* _Aim of the exercise_:
Word for word, restate every line of the listing that follows.

* _Chart and figure data_:
++++++++++
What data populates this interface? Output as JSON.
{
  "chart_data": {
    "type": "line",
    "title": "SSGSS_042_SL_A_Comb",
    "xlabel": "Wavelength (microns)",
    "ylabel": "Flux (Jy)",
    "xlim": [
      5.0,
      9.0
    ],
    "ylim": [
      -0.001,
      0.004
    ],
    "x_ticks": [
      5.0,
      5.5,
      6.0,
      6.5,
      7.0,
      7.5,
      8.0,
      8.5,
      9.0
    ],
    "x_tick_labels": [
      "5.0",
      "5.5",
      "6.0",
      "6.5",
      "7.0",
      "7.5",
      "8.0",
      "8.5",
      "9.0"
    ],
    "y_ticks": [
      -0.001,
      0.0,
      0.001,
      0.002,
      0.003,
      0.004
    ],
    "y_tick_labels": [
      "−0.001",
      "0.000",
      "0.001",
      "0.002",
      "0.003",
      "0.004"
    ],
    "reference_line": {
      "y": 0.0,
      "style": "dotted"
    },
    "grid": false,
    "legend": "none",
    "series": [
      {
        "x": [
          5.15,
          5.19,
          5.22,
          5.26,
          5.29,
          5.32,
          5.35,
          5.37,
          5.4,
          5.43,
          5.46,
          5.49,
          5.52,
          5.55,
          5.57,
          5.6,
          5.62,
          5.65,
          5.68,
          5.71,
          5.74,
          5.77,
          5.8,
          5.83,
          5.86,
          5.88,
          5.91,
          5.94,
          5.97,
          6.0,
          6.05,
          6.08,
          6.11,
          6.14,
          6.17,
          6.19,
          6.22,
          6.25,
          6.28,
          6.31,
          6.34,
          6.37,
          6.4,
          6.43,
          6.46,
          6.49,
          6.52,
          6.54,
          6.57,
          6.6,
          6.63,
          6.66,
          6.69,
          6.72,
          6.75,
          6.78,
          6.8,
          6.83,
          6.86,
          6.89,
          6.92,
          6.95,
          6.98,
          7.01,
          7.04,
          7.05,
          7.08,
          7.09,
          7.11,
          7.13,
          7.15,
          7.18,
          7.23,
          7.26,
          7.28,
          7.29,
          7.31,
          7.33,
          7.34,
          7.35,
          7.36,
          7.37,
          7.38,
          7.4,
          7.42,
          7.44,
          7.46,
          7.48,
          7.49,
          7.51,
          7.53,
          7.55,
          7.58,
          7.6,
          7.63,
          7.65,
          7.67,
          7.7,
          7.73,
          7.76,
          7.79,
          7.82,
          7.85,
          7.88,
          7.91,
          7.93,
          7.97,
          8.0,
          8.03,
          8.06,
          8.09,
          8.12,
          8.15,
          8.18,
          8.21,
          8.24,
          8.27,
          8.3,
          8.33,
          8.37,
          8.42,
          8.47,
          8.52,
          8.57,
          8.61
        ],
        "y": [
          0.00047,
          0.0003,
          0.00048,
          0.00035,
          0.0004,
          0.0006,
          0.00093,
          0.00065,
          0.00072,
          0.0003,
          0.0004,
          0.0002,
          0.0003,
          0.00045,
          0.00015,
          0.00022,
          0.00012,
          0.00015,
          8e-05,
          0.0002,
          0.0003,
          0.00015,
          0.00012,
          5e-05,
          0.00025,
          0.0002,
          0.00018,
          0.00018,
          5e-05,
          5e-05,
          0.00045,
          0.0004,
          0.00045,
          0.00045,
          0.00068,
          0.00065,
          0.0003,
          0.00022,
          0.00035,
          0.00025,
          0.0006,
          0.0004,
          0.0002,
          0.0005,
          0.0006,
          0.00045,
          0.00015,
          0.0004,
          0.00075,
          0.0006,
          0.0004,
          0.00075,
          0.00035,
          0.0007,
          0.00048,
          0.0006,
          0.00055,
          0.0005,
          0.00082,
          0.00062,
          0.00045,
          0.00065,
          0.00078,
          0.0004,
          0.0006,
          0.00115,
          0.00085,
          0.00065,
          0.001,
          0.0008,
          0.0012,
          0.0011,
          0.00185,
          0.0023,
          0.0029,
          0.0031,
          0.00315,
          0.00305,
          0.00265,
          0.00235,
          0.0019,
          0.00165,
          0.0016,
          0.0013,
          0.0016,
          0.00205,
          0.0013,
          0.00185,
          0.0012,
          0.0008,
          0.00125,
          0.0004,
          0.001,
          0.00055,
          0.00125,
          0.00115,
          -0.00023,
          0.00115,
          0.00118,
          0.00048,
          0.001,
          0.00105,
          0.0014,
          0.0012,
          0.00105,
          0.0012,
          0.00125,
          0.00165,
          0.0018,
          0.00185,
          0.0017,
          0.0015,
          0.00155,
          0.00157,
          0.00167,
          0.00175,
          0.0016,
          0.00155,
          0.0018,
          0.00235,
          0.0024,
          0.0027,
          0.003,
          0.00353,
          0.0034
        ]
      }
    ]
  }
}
++++++++++
* _Result for this task_:
What data populates this interface? Output as JSON.
{
  "chart_data": {
    "type": "line",
    "title": "SSGSS_042_SL_A_Comb",
    "xlabel": "Wavelength (microns)",
    "ylabel": "Flux (Jy)",
    "xlim": [
      5.0,
      9.0
    ],
    "ylim": [
      -0.001,
      0.004
    ],
    "x_ticks": [
      5.0,
      5.5,
      6.0,
      6.5,
      7.0,
      7.5,
      8.0,
      8.5,
      9.0
    ],
    "x_tick_labels": [
      "5.0",
      "5.5",
      "6.0",
      "6.5",
      "7.0",
      "7.5",
      "8.0",
      "8.5",
      "9.0"
    ],
    "y_ticks": [
      -0.001,
      0.0,
      0.001,
      0.002,
      0.003,
      0.004
    ],
    "y_tick_labels": [
      "−0.001",
      "0.000",
      "0.001",
      "0.002",
      "0.003",
      "0.004"
    ],
    "reference_line": {
      "y": 0.0,
      "style": "dotted"
    },
    "grid": false,
    "legend": "none",
    "series": [
      {
        "x": [
          5.15,
          5.19,
          5.22,
          5.26,
          5.29,
          5.32,
          5.35,
          5.37,
          5.4,
          5.43,
          5.46,
          5.49,
          5.52,
          5.55,
          5.57,
          5.6,
          5.62,
          5.65,
          5.68,
          5.71,
          5.74,
          5.77,
          5.8,
          5.83,
          5.86,
          5.88,
          5.91,
          5.94,
          5.97,
          6.0,
          6.05,
          6.08,
          6.11,
          6.14,
          6.17,
          6.19,
          6.22,
          6.25,
          6.28,
          6.31,
          6.34,
          6.37,
          6.4,
          6.43,
          6.46,
          6.49,
          6.52,
          6.54,
          6.57,
          6.6,
          6.63,
          6.66,
          6.69,
          6.72,
          6.75,
          6.78,
          6.8,
          6.83,
          6.86,
          6.89,
          6.92,
          6.95,
          6.98,
          7.01,
          7.04,
          7.05,
          7.08,
          7.09,
          7.11,
          7.13,
          7.15,
          7.18,
          7.23,
          7.26,
          7.28,
          7.29,
          7.31,
          7.33,
          7.34,
          7.35,
          7.36,
          7.37,
          7.38,
          7.4,
          7.42,
          7.44,
          7.46,
          7.48,
          7.49,
          7.51,
          7.53,
          7.55,
          7.58,
          7.6,
          7.63,
          7.65,
          7.67,
          7.7,
          7.73,
          7.76,
          7.79,
          7.82,
          7.85,
          7.88,
          7.91,
          7.93,
          7.97,
          8.0,
          8.03,
          8.06,
          8.09,
          8.12,
          8.15,
          8.18,
          8.21,
          8.24,
          8.27,
          8.3,
          8.33,
          8.37,
          8.42,
          8.47,
          8.52,
          8.57,
          8.61
        ],
        "y": [
          0.00047,
          0.0003,
          0.00048,
          0.00035,
          0.0004,
          0.0006,
          0.00093,
          0.00065,
          0.00072,
          0.0003,
          0.0004,
          0.0002,
          0.0003,
          0.00045,
          0.00015,
          0.00022,
          0.00012,
          0.00015,
          8e-05,
          0.0002,
          0.0003,
          0.00015,
          0.00012,
          5e-05,
          0.00025,
          0.0002,
          0.00018,
          0.00018,
          5e-05,
          5e-05,
          0.00045,
          0.0004,
          0.00045,
          0.00045,
          0.00068,
          0.00065,
          0.0003,
          0.00022,
          0.00035,
          0.00025,
          0.0006,
          0.0004,
          0.0002,
          0.0005,
          0.0006,
          0.00045,
          0.00015,
          0.0004,
          0.00075,
          0.0006,
          0.0004,
          0.00075,
          0.00035,
          0.0007,
          0.00048,
          0.0006,
          0.00055,
          0.0005,
          0.00082,
          0.00062,
          0.00045,
          0.00065,
          0.00078,
          0.0004,
          0.0006,
          0.00115,
          0.00085,
          0.00065,
          0.001,
          0.0008,
          0.0012,
          0.0011,
          0.00185,
          0.0023,
          0.0029,
          0.0031,
          0.00315,
          0.00305,
          0.00265,
          0.00235,
          0.0019,
          0.00165,
          0.0016,
          0.0013,
          0.0016,
          0.00205,
          0.0013,
          0.00185,
          0.0012,
          0.0008,
          0.00125,
          0.0004,
          0.001,
          0.00055,
          0.00125,
          0.00115,
          -0.00023,
          0.00115,
          0.00118,
          0.00048,
          0.001,
          0.00105,
          0.0014,
          0.0012,
          0.00105,
          0.0012,
          0.00125,
          0.00165,
          0.0018,
          0.00185,
          0.0017,
          0.0015,
          0.00155,
          0.00157,
          0.00167,
          0.00175,
          0.0016,
          0.00155,
          0.0018,
          0.00235,
          0.0024,
          0.0027,
          0.003,
          0.00353,
          0.0034
        ]
      }
    ]
  }
}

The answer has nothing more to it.